*** PROVIDED DATA

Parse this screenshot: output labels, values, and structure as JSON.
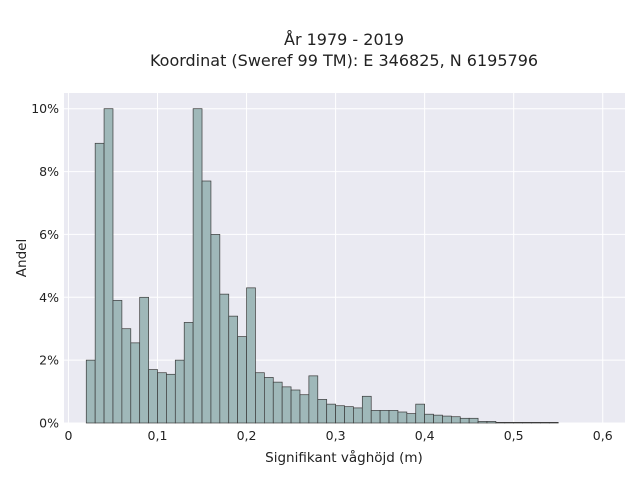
{
  "chart_data": {
    "type": "bar",
    "title_line1": "År 1979 - 2019",
    "title_line2": "Koordinat (Sweref 99 TM): E 346825, N 6195796",
    "xlabel": "Signifikant våghöjd (m)",
    "ylabel": "Andel",
    "xlim": [
      -0.005,
      0.625
    ],
    "ylim": [
      0,
      0.105
    ],
    "x_ticks": [
      0,
      0.1,
      0.2,
      0.3,
      0.4,
      0.5,
      0.6
    ],
    "x_tick_labels": [
      "0",
      "0,1",
      "0,2",
      "0,3",
      "0,4",
      "0,5",
      "0,6"
    ],
    "y_ticks": [
      0,
      0.02,
      0.04,
      0.06,
      0.08,
      0.1
    ],
    "y_tick_labels": [
      "0%",
      "2%",
      "4%",
      "6%",
      "8%",
      "10%"
    ],
    "bin_start": 0.02,
    "bin_width": 0.01,
    "values": [
      0.02,
      0.089,
      0.1,
      0.039,
      0.03,
      0.0255,
      0.04,
      0.017,
      0.016,
      0.0155,
      0.02,
      0.032,
      0.1,
      0.077,
      0.06,
      0.041,
      0.034,
      0.0275,
      0.043,
      0.016,
      0.0145,
      0.013,
      0.0115,
      0.0105,
      0.009,
      0.015,
      0.0075,
      0.006,
      0.0055,
      0.0052,
      0.0048,
      0.0085,
      0.004,
      0.004,
      0.004,
      0.0035,
      0.003,
      0.006,
      0.0028,
      0.0025,
      0.0022,
      0.002,
      0.0015,
      0.0015,
      0.0005,
      0.0005,
      0.0002,
      0.0002,
      0.0002,
      0.0002,
      0.0002,
      0.0002,
      0.0002
    ],
    "grid": true,
    "colors": {
      "background": "#eaeaf2",
      "grid": "#ffffff",
      "bar_fill": "#9fb8b9",
      "bar_edge": "#3a3a3a"
    }
  }
}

******

Could you reproduce every record above exactly, leaving out the pictures?

• WORKED SOLUTION
Parse this screenshot: output labels, values, and structure as JSON.
{
  "chart_data": {
    "type": "bar",
    "title_line1": "År 1979 - 2019",
    "title_line2": "Koordinat (Sweref 99 TM): E 346825, N 6195796",
    "xlabel": "Signifikant våghöjd (m)",
    "ylabel": "Andel",
    "xlim": [
      -0.005,
      0.625
    ],
    "ylim": [
      0,
      0.105
    ],
    "x_ticks": [
      0,
      0.1,
      0.2,
      0.3,
      0.4,
      0.5,
      0.6
    ],
    "x_tick_labels": [
      "0",
      "0,1",
      "0,2",
      "0,3",
      "0,4",
      "0,5",
      "0,6"
    ],
    "y_ticks": [
      0,
      0.02,
      0.04,
      0.06,
      0.08,
      0.1
    ],
    "y_tick_labels": [
      "0%",
      "2%",
      "4%",
      "6%",
      "8%",
      "10%"
    ],
    "bin_start": 0.02,
    "bin_width": 0.01,
    "values": [
      0.02,
      0.089,
      0.1,
      0.039,
      0.03,
      0.0255,
      0.04,
      0.017,
      0.016,
      0.0155,
      0.02,
      0.032,
      0.1,
      0.077,
      0.06,
      0.041,
      0.034,
      0.0275,
      0.043,
      0.016,
      0.0145,
      0.013,
      0.0115,
      0.0105,
      0.009,
      0.015,
      0.0075,
      0.006,
      0.0055,
      0.0052,
      0.0048,
      0.0085,
      0.004,
      0.004,
      0.004,
      0.0035,
      0.003,
      0.006,
      0.0028,
      0.0025,
      0.0022,
      0.002,
      0.0015,
      0.0015,
      0.0005,
      0.0005,
      0.0002,
      0.0002,
      0.0002,
      0.0002,
      0.0002,
      0.0002,
      0.0002
    ],
    "grid": true,
    "colors": {
      "background": "#eaeaf2",
      "grid": "#ffffff",
      "bar_fill": "#9fb8b9",
      "bar_edge": "#3a3a3a"
    }
  }
}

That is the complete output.